This video documents the early stages of sessile droplet evaporation in a preparation containing plain lignocaine combined with fluorescein and crystal violet under dark field microscopy. The addition of the dyes does not simply increase visual contrast. It also helps reveal the emergence of boundaries, gradients, colloidal domains, vesicular organisation, and evolving phase relationships within the droplet as evaporation proceeds.

The sequence became important because it provided a comparatively simple and visually readable soft matter system in which organisation could be followed over time. Unlike the more colloidally dense Pfizer preparations, the lignocaine preparations often began as microscopically clear liquids before progressively developing visible internal structure. The video therefore serves as an accessible introduction to many of the broader themes explored throughout the atlas series, including boundary formation, phase transition, distributed organisation, and the emergence of recurring structural motifs within evolving soft matter systems.

This video presents the primary sessile droplet evaporation sequence from Atlas 1, accelerated approximately twenty-fold to allow the broader structural evolution to be viewed within a short time frame. The preparation began as a simple lignocaine droplet under dark field microscopy and progressively reorganised through multiple visible phases before ultimately forming the structure shown on the cover of Atlas 1.

____________

In the video description, by about how much is the evaporation sequence sped up?

> **Material**:
____________

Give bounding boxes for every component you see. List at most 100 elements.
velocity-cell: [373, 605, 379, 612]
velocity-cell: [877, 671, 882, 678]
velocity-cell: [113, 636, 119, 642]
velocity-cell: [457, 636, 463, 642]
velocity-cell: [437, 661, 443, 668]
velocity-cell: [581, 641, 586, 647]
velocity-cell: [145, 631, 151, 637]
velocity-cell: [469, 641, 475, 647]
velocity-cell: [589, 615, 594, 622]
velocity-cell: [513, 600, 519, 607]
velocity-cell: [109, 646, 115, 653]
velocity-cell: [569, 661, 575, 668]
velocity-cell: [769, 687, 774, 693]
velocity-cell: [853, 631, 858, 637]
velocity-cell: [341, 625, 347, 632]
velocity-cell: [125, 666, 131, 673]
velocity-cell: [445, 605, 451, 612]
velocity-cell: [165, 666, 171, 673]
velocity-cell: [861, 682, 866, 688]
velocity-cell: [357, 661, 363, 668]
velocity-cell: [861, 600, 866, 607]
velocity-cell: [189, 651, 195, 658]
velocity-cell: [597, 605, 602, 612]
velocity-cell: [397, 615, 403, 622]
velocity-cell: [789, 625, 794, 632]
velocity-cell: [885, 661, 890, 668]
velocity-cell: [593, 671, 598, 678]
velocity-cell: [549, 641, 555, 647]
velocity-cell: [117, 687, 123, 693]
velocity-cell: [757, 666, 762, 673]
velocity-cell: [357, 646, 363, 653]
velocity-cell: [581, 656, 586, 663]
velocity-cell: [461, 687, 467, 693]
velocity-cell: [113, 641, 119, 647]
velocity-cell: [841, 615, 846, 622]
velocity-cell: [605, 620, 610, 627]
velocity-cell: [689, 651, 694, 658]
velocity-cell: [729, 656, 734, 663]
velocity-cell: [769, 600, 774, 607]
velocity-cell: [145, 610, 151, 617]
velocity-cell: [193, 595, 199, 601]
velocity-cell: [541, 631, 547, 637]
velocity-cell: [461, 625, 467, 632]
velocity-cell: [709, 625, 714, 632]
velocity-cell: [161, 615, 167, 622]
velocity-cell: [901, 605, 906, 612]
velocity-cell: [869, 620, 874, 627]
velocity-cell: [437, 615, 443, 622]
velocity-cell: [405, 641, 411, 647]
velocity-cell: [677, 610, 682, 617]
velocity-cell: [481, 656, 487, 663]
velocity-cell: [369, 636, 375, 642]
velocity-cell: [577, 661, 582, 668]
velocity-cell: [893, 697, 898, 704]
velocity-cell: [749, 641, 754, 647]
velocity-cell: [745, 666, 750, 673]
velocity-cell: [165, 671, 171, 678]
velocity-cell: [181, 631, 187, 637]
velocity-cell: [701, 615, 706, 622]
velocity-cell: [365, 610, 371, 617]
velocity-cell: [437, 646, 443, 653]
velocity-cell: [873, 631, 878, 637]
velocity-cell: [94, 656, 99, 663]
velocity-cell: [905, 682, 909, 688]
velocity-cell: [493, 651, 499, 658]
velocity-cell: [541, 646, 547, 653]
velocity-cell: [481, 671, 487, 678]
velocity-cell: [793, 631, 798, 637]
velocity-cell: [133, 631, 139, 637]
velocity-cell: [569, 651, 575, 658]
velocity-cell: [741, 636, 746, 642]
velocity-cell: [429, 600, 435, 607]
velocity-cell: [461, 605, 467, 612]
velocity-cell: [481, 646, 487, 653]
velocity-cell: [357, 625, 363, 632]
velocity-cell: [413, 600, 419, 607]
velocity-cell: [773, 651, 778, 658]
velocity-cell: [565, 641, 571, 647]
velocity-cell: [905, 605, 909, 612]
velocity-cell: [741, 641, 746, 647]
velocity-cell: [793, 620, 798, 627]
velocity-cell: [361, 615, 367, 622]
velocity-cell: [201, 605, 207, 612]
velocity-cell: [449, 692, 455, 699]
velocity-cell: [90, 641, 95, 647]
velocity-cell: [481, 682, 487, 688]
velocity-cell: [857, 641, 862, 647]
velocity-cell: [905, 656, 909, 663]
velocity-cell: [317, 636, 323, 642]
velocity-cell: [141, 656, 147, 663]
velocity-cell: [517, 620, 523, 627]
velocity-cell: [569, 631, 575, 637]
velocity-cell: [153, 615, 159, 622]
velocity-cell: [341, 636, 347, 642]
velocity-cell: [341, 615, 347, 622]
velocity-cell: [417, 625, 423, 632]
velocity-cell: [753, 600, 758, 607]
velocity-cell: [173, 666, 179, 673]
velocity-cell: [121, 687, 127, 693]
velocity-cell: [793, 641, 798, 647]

____________

> **Answer for the task**: Approximately twenty-fold.